What needs to be done: Extract, from the listing that follows, each line containing the word "have".

┌─ Provided data

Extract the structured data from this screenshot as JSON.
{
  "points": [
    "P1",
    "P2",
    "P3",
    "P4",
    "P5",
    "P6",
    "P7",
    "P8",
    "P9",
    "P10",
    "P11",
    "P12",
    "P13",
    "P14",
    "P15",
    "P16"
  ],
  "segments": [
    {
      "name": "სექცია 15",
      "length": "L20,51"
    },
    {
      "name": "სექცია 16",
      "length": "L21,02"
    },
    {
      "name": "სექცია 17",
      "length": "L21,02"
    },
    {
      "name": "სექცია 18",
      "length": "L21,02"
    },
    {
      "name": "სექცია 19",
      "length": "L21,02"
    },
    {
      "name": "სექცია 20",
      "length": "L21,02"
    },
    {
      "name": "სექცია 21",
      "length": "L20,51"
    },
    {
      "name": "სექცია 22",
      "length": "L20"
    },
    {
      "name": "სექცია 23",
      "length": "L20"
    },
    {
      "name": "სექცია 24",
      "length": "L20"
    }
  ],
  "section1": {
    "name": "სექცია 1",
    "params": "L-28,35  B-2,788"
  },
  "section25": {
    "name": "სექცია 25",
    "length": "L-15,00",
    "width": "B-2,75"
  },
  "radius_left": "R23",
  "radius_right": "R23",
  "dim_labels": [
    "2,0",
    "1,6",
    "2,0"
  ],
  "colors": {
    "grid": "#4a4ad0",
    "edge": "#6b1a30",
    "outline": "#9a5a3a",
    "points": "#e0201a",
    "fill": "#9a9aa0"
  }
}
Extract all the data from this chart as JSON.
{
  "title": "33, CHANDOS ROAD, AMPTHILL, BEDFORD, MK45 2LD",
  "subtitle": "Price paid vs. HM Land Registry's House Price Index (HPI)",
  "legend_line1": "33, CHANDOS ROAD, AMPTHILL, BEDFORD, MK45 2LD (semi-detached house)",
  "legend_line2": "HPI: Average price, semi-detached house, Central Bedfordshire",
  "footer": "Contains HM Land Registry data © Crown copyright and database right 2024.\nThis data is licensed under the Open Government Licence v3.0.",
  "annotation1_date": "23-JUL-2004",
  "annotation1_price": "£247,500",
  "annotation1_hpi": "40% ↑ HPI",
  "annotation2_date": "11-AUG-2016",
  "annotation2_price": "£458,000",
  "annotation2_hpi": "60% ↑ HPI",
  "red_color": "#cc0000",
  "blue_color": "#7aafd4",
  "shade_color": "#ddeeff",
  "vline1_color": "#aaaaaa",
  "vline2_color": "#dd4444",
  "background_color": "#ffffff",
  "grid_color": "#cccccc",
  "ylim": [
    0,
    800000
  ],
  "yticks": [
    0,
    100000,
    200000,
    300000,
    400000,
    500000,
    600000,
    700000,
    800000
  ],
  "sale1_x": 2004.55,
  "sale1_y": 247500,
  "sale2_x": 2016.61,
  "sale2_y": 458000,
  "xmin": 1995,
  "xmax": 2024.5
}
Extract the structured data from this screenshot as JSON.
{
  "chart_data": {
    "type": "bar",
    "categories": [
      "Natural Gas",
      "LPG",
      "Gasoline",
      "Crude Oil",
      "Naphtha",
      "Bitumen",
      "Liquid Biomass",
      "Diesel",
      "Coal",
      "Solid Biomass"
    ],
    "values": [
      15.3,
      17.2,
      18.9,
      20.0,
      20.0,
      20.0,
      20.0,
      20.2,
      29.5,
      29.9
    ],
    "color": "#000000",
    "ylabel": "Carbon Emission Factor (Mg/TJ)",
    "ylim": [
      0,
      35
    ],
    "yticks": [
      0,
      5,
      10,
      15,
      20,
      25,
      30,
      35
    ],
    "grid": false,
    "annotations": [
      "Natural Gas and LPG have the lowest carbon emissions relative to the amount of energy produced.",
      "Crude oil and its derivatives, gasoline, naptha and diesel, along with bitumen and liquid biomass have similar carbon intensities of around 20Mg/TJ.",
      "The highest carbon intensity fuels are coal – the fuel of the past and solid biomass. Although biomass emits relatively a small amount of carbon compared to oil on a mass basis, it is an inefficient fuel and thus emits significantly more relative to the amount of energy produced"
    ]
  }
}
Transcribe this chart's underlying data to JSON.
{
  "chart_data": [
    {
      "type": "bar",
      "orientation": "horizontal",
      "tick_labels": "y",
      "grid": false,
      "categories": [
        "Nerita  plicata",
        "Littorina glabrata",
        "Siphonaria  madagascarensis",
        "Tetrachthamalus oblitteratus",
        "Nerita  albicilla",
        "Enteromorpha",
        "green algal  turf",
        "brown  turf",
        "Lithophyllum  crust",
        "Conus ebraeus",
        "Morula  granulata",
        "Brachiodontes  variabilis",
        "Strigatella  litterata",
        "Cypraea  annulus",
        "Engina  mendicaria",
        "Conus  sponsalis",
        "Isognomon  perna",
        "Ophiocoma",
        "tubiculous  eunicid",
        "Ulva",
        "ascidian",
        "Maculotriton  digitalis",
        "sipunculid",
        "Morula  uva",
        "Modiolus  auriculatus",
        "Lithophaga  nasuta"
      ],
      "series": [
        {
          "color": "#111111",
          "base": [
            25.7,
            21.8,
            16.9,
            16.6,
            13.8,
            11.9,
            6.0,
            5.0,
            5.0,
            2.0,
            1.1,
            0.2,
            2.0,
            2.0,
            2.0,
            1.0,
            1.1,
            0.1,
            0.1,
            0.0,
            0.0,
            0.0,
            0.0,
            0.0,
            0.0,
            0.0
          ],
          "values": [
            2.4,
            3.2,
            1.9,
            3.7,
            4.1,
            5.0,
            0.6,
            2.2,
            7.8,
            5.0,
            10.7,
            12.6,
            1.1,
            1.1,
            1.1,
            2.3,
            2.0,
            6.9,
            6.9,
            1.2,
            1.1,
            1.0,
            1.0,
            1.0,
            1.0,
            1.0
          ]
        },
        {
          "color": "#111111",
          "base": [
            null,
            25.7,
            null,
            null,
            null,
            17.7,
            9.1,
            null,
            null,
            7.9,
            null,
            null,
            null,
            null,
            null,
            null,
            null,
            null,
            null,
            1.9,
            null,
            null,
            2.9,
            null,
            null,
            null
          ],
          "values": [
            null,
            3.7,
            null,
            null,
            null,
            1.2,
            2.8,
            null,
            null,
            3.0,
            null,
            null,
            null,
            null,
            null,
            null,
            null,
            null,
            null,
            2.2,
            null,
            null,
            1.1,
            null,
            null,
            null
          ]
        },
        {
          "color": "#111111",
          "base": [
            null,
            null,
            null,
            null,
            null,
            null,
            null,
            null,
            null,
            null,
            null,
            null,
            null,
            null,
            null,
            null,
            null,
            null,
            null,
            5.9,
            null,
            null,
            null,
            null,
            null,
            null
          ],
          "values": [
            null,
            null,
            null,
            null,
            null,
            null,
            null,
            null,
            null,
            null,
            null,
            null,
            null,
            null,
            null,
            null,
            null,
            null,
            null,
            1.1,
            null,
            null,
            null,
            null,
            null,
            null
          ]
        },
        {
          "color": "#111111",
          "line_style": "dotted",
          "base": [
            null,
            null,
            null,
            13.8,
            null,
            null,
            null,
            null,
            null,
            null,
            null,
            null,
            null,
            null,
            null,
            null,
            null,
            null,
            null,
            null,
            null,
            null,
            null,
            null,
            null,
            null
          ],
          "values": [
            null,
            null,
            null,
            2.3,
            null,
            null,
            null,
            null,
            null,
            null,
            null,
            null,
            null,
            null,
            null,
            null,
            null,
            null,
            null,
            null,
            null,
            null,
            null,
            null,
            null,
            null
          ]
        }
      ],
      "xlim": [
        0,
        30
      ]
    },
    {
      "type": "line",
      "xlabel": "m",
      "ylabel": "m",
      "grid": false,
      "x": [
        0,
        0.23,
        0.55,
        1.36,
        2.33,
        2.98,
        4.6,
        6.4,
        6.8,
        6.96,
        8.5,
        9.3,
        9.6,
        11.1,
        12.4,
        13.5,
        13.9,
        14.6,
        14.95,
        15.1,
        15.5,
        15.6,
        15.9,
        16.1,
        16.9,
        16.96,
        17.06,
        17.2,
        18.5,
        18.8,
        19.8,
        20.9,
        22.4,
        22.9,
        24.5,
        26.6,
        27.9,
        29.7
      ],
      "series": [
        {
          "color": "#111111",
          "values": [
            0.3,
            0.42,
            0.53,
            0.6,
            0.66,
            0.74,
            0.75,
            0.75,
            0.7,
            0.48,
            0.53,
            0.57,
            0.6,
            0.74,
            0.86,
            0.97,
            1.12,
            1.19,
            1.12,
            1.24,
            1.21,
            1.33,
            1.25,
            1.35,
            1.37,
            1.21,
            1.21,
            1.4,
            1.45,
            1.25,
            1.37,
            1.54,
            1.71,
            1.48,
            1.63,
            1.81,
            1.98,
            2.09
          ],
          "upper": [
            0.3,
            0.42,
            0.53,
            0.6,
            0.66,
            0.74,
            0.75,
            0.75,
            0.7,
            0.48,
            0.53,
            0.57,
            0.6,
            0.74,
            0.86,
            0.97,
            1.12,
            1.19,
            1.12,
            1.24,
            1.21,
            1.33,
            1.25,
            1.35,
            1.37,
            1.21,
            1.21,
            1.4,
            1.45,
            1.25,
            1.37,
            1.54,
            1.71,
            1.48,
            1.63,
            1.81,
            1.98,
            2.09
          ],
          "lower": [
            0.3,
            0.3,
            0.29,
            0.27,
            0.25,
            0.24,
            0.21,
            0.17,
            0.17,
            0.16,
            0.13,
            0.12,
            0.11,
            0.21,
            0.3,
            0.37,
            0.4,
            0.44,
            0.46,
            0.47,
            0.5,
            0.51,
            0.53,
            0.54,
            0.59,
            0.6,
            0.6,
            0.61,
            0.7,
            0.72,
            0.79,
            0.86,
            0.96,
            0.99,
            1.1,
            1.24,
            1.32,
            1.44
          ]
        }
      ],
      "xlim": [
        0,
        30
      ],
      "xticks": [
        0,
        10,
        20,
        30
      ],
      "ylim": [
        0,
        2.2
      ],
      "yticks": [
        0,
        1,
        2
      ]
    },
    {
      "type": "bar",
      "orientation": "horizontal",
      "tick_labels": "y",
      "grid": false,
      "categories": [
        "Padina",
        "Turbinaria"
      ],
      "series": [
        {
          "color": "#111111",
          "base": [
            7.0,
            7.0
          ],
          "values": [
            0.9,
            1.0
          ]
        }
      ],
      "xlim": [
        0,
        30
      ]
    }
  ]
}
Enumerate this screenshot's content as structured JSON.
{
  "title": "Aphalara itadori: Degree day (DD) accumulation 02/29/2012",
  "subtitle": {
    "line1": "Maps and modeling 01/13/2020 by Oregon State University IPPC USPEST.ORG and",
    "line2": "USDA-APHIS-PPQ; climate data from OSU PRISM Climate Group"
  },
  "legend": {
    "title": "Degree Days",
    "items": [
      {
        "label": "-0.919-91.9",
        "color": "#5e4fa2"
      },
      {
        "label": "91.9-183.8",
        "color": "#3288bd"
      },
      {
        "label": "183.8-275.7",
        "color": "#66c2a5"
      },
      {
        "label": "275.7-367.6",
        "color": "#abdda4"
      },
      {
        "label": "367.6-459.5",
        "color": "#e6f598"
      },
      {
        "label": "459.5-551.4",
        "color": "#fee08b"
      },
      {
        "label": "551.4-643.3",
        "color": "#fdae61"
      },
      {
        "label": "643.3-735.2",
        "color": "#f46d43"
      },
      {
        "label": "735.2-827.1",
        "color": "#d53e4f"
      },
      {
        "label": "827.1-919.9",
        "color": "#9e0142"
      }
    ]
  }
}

└─

Task solution:
      "Natural Gas and LPG have the lowest carbon emissions relative to the amount of energy produced.",
      "Crude oil and its derivatives, gasoline, naptha and diesel, along with bitumen and liquid biomass have similar carbon intensities of around 20Mg/TJ.",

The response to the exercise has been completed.